**Problem description**
Retype every entry exactly, character for character.
====== Records provided
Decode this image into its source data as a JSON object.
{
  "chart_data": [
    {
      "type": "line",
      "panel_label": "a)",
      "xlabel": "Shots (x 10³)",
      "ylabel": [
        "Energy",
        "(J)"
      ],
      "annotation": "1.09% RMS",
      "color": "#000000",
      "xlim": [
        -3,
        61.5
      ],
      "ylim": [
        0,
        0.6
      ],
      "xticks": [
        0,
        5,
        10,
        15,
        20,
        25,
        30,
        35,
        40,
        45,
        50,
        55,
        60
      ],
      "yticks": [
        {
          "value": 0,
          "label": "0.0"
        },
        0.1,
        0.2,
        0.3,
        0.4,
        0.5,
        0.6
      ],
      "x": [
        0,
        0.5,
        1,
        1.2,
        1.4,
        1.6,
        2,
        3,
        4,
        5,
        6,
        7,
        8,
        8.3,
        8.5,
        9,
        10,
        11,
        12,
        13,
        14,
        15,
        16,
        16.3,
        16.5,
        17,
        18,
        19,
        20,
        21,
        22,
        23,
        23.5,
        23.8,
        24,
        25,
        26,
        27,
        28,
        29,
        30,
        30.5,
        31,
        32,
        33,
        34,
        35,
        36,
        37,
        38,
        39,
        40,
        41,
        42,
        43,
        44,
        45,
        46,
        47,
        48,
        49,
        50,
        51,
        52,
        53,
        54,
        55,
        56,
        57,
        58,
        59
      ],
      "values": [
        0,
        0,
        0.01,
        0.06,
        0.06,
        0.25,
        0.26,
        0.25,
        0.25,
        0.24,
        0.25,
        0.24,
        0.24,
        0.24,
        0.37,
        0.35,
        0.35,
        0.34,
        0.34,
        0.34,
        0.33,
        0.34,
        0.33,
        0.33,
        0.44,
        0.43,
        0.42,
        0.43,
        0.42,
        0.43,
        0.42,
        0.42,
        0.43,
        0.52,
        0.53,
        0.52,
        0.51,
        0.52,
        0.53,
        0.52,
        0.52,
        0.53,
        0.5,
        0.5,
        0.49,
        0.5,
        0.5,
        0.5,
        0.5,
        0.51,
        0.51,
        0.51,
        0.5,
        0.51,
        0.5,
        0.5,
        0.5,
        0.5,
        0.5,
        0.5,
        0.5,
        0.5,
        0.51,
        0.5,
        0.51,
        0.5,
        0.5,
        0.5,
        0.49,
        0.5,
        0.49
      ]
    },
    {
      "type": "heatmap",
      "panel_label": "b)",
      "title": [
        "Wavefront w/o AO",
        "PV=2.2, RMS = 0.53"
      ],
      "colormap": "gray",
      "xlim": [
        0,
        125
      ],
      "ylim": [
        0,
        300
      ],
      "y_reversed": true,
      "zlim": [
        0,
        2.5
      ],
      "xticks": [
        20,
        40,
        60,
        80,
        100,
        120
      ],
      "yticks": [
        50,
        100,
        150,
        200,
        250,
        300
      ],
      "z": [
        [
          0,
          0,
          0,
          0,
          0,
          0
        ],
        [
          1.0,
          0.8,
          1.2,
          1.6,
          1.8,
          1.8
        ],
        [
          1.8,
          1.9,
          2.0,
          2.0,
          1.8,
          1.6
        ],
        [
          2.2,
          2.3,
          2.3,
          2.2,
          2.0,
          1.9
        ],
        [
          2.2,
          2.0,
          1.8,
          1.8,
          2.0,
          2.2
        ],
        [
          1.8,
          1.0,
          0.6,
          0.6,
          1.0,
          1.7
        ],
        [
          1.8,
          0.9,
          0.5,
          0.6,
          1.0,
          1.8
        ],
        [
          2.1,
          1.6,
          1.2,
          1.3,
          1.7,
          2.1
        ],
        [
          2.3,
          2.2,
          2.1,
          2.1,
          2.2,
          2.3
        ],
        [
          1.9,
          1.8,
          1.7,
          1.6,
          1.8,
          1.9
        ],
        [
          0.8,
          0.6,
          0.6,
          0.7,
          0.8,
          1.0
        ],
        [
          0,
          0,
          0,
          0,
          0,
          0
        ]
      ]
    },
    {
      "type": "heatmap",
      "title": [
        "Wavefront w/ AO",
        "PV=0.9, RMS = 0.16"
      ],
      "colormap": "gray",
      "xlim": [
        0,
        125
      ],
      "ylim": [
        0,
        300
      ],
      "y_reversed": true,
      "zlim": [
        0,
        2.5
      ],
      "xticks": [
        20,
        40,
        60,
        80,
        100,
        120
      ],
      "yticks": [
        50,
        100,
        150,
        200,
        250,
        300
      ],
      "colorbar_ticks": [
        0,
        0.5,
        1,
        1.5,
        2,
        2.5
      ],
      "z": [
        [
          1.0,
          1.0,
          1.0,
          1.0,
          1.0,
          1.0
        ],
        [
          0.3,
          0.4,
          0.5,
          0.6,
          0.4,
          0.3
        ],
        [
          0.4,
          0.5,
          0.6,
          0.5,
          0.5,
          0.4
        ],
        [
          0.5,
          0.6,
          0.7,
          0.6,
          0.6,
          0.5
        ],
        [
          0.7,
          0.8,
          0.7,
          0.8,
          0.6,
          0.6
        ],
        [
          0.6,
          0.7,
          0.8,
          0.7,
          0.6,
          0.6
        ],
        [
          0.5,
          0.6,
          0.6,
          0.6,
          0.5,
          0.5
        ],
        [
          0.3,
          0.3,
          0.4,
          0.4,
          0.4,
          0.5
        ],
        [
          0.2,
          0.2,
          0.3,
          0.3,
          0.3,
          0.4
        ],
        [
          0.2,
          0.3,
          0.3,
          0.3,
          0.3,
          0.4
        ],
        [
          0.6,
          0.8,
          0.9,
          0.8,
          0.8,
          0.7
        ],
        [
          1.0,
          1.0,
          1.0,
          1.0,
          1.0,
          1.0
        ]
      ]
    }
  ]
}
============
**Answer for the task**
Decode this image into its source data as a JSON object.
{
  "chart_data": [
    {
      "type": "line",
      "panel_label": "a)",
      "xlabel": "Shots (x 10³)",
      "ylabel": [
        "Energy",
        "(J)"
      ],
      "annotation": "1.09% RMS",
      "color": "#000000",
      "xlim": [
        -3,
        61.5
      ],
      "ylim": [
        0,
        0.6
      ],
      "xticks": [
        0,
        5,
        10,
        15,
        20,
        25,
        30,
        35,
        40,
        45,
        50,
        55,
        60
      ],
      "yticks": [
        {
          "value": 0,
          "label": "0.0"
        },
        0.1,
        0.2,
        0.3,
        0.4,
        0.5,
        0.6
      ],
      "x": [
        0,
        0.5,
        1,
        1.2,
        1.4,
        1.6,
        2,
        3,
        4,
        5,
        6,
        7,
        8,
        8.3,
        8.5,
        9,
        10,
        11,
        12,
        13,
        14,
        15,
        16,
        16.3,
        16.5,
        17,
        18,
        19,
        20,
        21,
        22,
        23,
        23.5,
        23.8,
        24,
        25,
        26,
        27,
        28,
        29,
        30,
        30.5,
        31,
        32,
        33,
        34,
        35,
        36,
        37,
        38,
        39,
        40,
        41,
        42,
        43,
        44,
        45,
        46,
        47,
        48,
        49,
        50,
        51,
        52,
        53,
        54,
        55,
        56,
        57,
        58,
        59
      ],
      "values": [
        0,
        0,
        0.01,
        0.06,
        0.06,
        0.25,
        0.26,
        0.25,
        0.25,
        0.24,
        0.25,
        0.24,
        0.24,
        0.24,
        0.37,
        0.35,
        0.35,
        0.34,
        0.34,
        0.34,
        0.33,
        0.34,
        0.33,
        0.33,
        0.44,
        0.43,
        0.42,
        0.43,
        0.42,
        0.43,
        0.42,
        0.42,
        0.43,
        0.52,
        0.53,
        0.52,
        0.51,
        0.52,
        0.53,
        0.52,
        0.52,
        0.53,
        0.5,
        0.5,
        0.49,
        0.5,
        0.5,
        0.5,
        0.5,
        0.51,
        0.51,
        0.51,
        0.5,
        0.51,
        0.5,
        0.5,
        0.5,
        0.5,
        0.5,
        0.5,
        0.5,
        0.5,
        0.51,
        0.5,
        0.51,
        0.5,
        0.5,
        0.5,
        0.49,
        0.5,
        0.49
      ]
    },
    {
      "type": "heatmap",
      "panel_label": "b)",
      "title": [
        "Wavefront w/o AO",
        "PV=2.2, RMS = 0.53"
      ],
      "colormap": "gray",
      "xlim": [
        0,
        125
      ],
      "ylim": [
        0,
        300
      ],
      "y_reversed": true,
      "zlim": [
        0,
        2.5
      ],
      "xticks": [
        20,
        40,
        60,
        80,
        100,
        120
      ],
      "yticks": [
        50,
        100,
        150,
        200,
        250,
        300
      ],
      "z": [
        [
          0,
          0,
          0,
          0,
          0,
          0
        ],
        [
          1.0,
          0.8,
          1.2,
          1.6,
          1.8,
          1.8
        ],
        [
          1.8,
          1.9,
          2.0,
          2.0,
          1.8,
          1.6
        ],
        [
          2.2,
          2.3,
          2.3,
          2.2,
          2.0,
          1.9
        ],
        [
          2.2,
          2.0,
          1.8,
          1.8,
          2.0,
          2.2
        ],
        [
          1.8,
          1.0,
          0.6,
          0.6,
          1.0,
          1.7
        ],
        [
          1.8,
          0.9,
          0.5,
          0.6,
          1.0,
          1.8
        ],
        [
          2.1,
          1.6,
          1.2,
          1.3,
          1.7,
          2.1
        ],
        [
          2.3,
          2.2,
          2.1,
          2.1,
          2.2,
          2.3
        ],
        [
          1.9,
          1.8,
          1.7,
          1.6,
          1.8,
          1.9
        ],
        [
          0.8,
          0.6,
          0.6,
          0.7,
          0.8,
          1.0
        ],
        [
          0,
          0,
          0,
          0,
          0,
          0
        ]
      ]
    },
    {
      "type": "heatmap",
      "title": [
        "Wavefront w/ AO",
        "PV=0.9, RMS = 0.16"
      ],
      "colormap": "gray",
      "xlim": [
        0,
        125
      ],
      "ylim": [
        0,
        300
      ],
      "y_reversed": true,
      "zlim": [
        0,
        2.5
      ],
      "xticks": [
        20,
        40,
        60,
        80,
        100,
        120
      ],
      "yticks": [
        50,
        100,
        150,
        200,
        250,
        300
      ],
      "colorbar_ticks": [
        0,
        0.5,
        1,
        1.5,
        2,
        2.5
      ],
      "z": [
        [
          1.0,
          1.0,
          1.0,
          1.0,
          1.0,
          1.0
        ],
        [
          0.3,
          0.4,
          0.5,
          0.6,
          0.4,
          0.3
        ],
        [
          0.4,
          0.5,
          0.6,
          0.5,
          0.5,
          0.4
        ],
        [
          0.5,
          0.6,
          0.7,
          0.6,
          0.6,
          0.5
        ],
        [
          0.7,
          0.8,
          0.7,
          0.8,
          0.6,
          0.6
        ],
        [
          0.6,
          0.7,
          0.8,
          0.7,
          0.6,
          0.6
        ],
        [
          0.5,
          0.6,
          0.6,
          0.6,
          0.5,
          0.5
        ],
        [
          0.3,
          0.3,
          0.4,
          0.4,
          0.4,
          0.5
        ],
        [
          0.2,
          0.2,
          0.3,
          0.3,
          0.3,
          0.4
        ],
        [
          0.2,
          0.3,
          0.3,
          0.3,
          0.3,
          0.4
        ],
        [
          0.6,
          0.8,
          0.9,
          0.8,
          0.8,
          0.7
        ],
        [
          1.0,
          1.0,
          1.0,
          1.0,
          1.0,
          1.0
        ]
      ]
    }
  ]
}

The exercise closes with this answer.